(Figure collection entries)
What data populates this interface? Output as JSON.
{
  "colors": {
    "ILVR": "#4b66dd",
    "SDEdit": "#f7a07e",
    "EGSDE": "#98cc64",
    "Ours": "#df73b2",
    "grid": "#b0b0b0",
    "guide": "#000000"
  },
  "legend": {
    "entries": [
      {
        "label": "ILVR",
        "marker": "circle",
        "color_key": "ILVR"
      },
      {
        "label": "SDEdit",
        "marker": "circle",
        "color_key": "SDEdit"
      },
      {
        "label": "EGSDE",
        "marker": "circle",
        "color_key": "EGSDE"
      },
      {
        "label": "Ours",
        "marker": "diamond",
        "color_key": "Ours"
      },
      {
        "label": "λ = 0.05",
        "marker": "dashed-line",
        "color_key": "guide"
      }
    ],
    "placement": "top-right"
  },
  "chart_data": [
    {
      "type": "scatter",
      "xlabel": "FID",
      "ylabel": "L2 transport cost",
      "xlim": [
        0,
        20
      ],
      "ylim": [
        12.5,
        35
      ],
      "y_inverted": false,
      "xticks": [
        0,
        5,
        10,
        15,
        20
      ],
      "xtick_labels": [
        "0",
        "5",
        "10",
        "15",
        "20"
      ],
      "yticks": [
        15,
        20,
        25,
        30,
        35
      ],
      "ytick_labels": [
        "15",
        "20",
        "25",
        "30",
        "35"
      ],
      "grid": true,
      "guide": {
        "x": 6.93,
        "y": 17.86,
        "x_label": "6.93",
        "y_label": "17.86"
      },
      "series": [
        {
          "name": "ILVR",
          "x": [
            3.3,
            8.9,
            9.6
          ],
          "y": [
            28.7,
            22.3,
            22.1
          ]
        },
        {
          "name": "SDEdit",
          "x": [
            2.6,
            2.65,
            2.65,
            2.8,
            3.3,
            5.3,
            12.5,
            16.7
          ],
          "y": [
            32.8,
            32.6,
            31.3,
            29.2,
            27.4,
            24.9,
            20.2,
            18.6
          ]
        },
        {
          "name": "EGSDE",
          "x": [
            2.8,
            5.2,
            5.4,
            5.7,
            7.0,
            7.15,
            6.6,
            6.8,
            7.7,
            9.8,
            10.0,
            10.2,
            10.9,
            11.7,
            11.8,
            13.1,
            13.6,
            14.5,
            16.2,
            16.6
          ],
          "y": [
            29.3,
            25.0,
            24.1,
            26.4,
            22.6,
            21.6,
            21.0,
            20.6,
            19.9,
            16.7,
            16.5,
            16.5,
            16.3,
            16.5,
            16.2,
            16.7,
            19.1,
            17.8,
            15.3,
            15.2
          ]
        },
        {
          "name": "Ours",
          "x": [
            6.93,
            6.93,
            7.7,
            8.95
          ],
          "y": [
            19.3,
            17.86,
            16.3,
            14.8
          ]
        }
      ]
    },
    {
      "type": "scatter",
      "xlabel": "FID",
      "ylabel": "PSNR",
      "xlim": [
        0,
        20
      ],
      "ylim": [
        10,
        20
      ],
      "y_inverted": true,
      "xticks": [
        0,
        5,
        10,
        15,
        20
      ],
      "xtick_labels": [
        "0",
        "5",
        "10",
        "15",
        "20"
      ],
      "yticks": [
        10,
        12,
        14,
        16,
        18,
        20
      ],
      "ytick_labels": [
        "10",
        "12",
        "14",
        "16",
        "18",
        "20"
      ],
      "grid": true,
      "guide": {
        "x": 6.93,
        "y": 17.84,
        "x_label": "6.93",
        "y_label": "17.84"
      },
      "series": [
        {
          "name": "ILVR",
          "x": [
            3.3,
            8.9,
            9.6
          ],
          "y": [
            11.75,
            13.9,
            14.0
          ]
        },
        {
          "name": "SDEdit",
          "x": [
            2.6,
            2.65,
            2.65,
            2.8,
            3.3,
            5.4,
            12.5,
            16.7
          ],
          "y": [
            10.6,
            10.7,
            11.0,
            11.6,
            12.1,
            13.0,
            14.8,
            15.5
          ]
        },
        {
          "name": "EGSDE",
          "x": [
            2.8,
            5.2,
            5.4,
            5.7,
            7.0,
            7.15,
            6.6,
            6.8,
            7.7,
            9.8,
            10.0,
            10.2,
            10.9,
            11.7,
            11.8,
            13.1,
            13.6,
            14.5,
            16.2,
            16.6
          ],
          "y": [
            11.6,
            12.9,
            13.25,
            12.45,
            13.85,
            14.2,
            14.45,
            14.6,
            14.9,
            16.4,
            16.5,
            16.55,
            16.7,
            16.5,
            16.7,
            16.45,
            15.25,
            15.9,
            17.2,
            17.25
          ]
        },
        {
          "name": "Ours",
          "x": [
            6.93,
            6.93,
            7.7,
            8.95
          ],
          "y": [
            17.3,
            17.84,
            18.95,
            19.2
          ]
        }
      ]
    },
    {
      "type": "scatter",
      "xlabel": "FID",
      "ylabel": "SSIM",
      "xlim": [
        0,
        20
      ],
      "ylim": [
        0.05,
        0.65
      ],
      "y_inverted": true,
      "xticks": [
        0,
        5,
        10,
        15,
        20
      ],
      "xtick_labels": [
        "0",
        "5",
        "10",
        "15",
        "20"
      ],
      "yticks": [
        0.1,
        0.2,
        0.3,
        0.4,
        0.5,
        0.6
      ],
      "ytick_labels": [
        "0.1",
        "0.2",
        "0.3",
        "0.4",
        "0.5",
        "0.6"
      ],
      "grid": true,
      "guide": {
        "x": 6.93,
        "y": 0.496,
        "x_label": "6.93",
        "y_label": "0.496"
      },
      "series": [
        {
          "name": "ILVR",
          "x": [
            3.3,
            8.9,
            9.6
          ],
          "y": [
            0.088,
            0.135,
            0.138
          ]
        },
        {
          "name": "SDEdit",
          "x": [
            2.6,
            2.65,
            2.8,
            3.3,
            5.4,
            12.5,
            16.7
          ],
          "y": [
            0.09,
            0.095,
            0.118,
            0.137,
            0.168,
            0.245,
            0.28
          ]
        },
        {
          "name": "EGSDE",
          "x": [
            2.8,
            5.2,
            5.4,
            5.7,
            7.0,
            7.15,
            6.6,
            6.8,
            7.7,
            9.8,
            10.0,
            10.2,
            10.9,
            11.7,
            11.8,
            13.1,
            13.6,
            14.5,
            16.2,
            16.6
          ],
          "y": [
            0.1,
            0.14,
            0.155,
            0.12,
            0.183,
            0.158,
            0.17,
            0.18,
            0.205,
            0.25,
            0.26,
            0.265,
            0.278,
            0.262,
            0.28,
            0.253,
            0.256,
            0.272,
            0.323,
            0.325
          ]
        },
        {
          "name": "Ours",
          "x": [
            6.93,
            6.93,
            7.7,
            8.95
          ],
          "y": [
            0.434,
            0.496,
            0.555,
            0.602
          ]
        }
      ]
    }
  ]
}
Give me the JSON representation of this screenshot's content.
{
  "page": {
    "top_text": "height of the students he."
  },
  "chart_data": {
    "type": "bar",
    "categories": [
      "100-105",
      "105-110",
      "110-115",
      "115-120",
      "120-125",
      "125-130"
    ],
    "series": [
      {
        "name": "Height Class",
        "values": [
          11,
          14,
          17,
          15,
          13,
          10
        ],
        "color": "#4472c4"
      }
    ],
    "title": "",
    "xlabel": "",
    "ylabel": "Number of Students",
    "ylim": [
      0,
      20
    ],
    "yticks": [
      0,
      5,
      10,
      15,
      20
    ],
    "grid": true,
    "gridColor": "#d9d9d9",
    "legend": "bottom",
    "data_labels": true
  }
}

## Short problem
Print every entry exactly as written.

## Output for this exercise
What data populates this interface? Output as JSON.
{
  "colors": {
    "ILVR": "#4b66dd",
    "SDEdit": "#f7a07e",
    "EGSDE": "#98cc64",
    "Ours": "#df73b2",
    "grid": "#b0b0b0",
    "guide": "#000000"
  },
  "legend": {
    "entries": [
      {
        "label": "ILVR",
        "marker": "circle",
        "color_key": "ILVR"
      },
      {
        "label": "SDEdit",
        "marker": "circle",
        "color_key": "SDEdit"
      },
      {
        "label": "EGSDE",
        "marker": "circle",
        "color_key": "EGSDE"
      },
      {
        "label": "Ours",
        "marker": "diamond",
        "color_key": "Ours"
      },
      {
        "label": "λ = 0.05",
        "marker": "dashed-line",
        "color_key": "guide"
      }
    ],
    "placement": "top-right"
  },
  "chart_data": [
    {
      "type": "scatter",
      "xlabel": "FID",
      "ylabel": "L2 transport cost",
      "xlim": [
        0,
        20
      ],
      "ylim": [
        12.5,
        35
      ],
      "y_inverted": false,
      "xticks": [
        0,
        5,
        10,
        15,
        20
      ],
      "xtick_labels": [
        "0",
        "5",
        "10",
        "15",
        "20"
      ],
      "yticks": [
        15,
        20,
        25,
        30,
        35
      ],
      "ytick_labels": [
        "15",
        "20",
        "25",
        "30",
        "35"
      ],
      "grid": true,
      "guide": {
        "x": 6.93,
        "y": 17.86,
        "x_label": "6.93",
        "y_label": "17.86"
      },
      "series": [
        {
          "name": "ILVR",
          "x": [
            3.3,
            8.9,
            9.6
          ],
          "y": [
            28.7,
            22.3,
            22.1
          ]
        },
        {
          "name": "SDEdit",
          "x": [
            2.6,
            2.65,
            2.65,
            2.8,
            3.3,
            5.3,
            12.5,
            16.7
          ],
          "y": [
            32.8,
            32.6,
            31.3,
            29.2,
            27.4,
            24.9,
            20.2,
            18.6
          ]
        },
        {
          "name": "EGSDE",
          "x": [
            2.8,
            5.2,
            5.4,
            5.7,
            7.0,
            7.15,
            6.6,
            6.8,
            7.7,
            9.8,
            10.0,
            10.2,
            10.9,
            11.7,
            11.8,
            13.1,
            13.6,
            14.5,
            16.2,
            16.6
          ],
          "y": [
            29.3,
            25.0,
            24.1,
            26.4,
            22.6,
            21.6,
            21.0,
            20.6,
            19.9,
            16.7,
            16.5,
            16.5,
            16.3,
            16.5,
            16.2,
            16.7,
            19.1,
            17.8,
            15.3,
            15.2
          ]
        },
        {
          "name": "Ours",
          "x": [
            6.93,
            6.93,
            7.7,
            8.95
          ],
          "y": [
            19.3,
            17.86,
            16.3,
            14.8
          ]
        }
      ]
    },
    {
      "type": "scatter",
      "xlabel": "FID",
      "ylabel": "PSNR",
      "xlim": [
        0,
        20
      ],
      "ylim": [
        10,
        20
      ],
      "y_inverted": true,
      "xticks": [
        0,
        5,
        10,
        15,
        20
      ],
      "xtick_labels": [
        "0",
        "5",
        "10",
        "15",
        "20"
      ],
      "yticks": [
        10,
        12,
        14,
        16,
        18,
        20
      ],
      "ytick_labels": [
        "10",
        "12",
        "14",
        "16",
        "18",
        "20"
      ],
      "grid": true,
      "guide": {
        "x": 6.93,
        "y": 17.84,
        "x_label": "6.93",
        "y_label": "17.84"
      },
      "series": [
        {
          "name": "ILVR",
          "x": [
            3.3,
            8.9,
            9.6
          ],
          "y": [
            11.75,
            13.9,
            14.0
          ]
        },
        {
          "name": "SDEdit",
          "x": [
            2.6,
            2.65,
            2.65,
            2.8,
            3.3,
            5.4,
            12.5,
            16.7
          ],
          "y": [
            10.6,
            10.7,
            11.0,
            11.6,
            12.1,
            13.0,
            14.8,
            15.5
          ]
        },
        {
          "name": "EGSDE",
          "x": [
            2.8,
            5.2,
            5.4,
            5.7,
            7.0,
            7.15,
            6.6,
            6.8,
            7.7,
            9.8,
            10.0,
            10.2,
            10.9,
            11.7,
            11.8,
            13.1,
            13.6,
            14.5,
            16.2,
            16.6
          ],
          "y": [
            11.6,
            12.9,
            13.25,
            12.45,
            13.85,
            14.2,
            14.45,
            14.6,
            14.9,
            16.4,
            16.5,
            16.55,
            16.7,
            16.5,
            16.7,
            16.45,
            15.25,
            15.9,
            17.2,
            17.25
          ]
        },
        {
          "name": "Ours",
          "x": [
            6.93,
            6.93,
            7.7,
            8.95
          ],
          "y": [
            17.3,
            17.84,
            18.95,
            19.2
          ]
        }
      ]
    },
    {
      "type": "scatter",
      "xlabel": "FID",
      "ylabel": "SSIM",
      "xlim": [
        0,
        20
      ],
      "ylim": [
        0.05,
        0.65
      ],
      "y_inverted": true,
      "xticks": [
        0,
        5,
        10,
        15,
        20
      ],
      "xtick_labels": [
        "0",
        "5",
        "10",
        "15",
        "20"
      ],
      "yticks": [
        0.1,
        0.2,
        0.3,
        0.4,
        0.5,
        0.6
      ],
      "ytick_labels": [
        "0.1",
        "0.2",
        "0.3",
        "0.4",
        "0.5",
        "0.6"
      ],
      "grid": true,
      "guide": {
        "x": 6.93,
        "y": 0.496,
        "x_label": "6.93",
        "y_label": "0.496"
      },
      "series": [
        {
          "name": "ILVR",
          "x": [
            3.3,
            8.9,
            9.6
          ],
          "y": [
            0.088,
            0.135,
            0.138
          ]
        },
        {
          "name": "SDEdit",
          "x": [
            2.6,
            2.65,
            2.8,
            3.3,
            5.4,
            12.5,
            16.7
          ],
          "y": [
            0.09,
            0.095,
            0.118,
            0.137,
            0.168,
            0.245,
            0.28
          ]
        },
        {
          "name": "EGSDE",
          "x": [
            2.8,
            5.2,
            5.4,
            5.7,
            7.0,
            7.15,
            6.6,
            6.8,
            7.7,
            9.8,
            10.0,
            10.2,
            10.9,
            11.7,
            11.8,
            13.1,
            13.6,
            14.5,
            16.2,
            16.6
          ],
          "y": [
            0.1,
            0.14,
            0.155,
            0.12,
            0.183,
            0.158,
            0.17,
            0.18,
            0.205,
            0.25,
            0.26,
            0.265,
            0.278,
            0.262,
            0.28,
            0.253,
            0.256,
            0.272,
            0.323,
            0.325
          ]
        },
        {
          "name": "Ours",
          "x": [
            6.93,
            6.93,
            7.7,
            8.95
          ],
          "y": [
            0.434,
            0.496,
            0.555,
            0.602
          ]
        }
      ]
    }
  ]
}
Give me the JSON representation of this screenshot's content.
{
  "page": {
    "top_text": "height of the students he."
  },
  "chart_data": {
    "type": "bar",
    "categories": [
      "100-105",
      "105-110",
      "110-115",
      "115-120",
      "120-125",
      "125-130"
    ],
    "series": [
      {
        "name": "Height Class",
        "values": [
          11,
          14,
          17,
          15,
          13,
          10
        ],
        "color": "#4472c4"
      }
    ],
    "title": "",
    "xlabel": "",
    "ylabel": "Number of Students",
    "ylim": [
      0,
      20
    ],
    "yticks": [
      0,
      5,
      10,
      15,
      20
    ],
    "grid": true,
    "gridColor": "#d9d9d9",
    "legend": "bottom",
    "data_labels": true
  }
}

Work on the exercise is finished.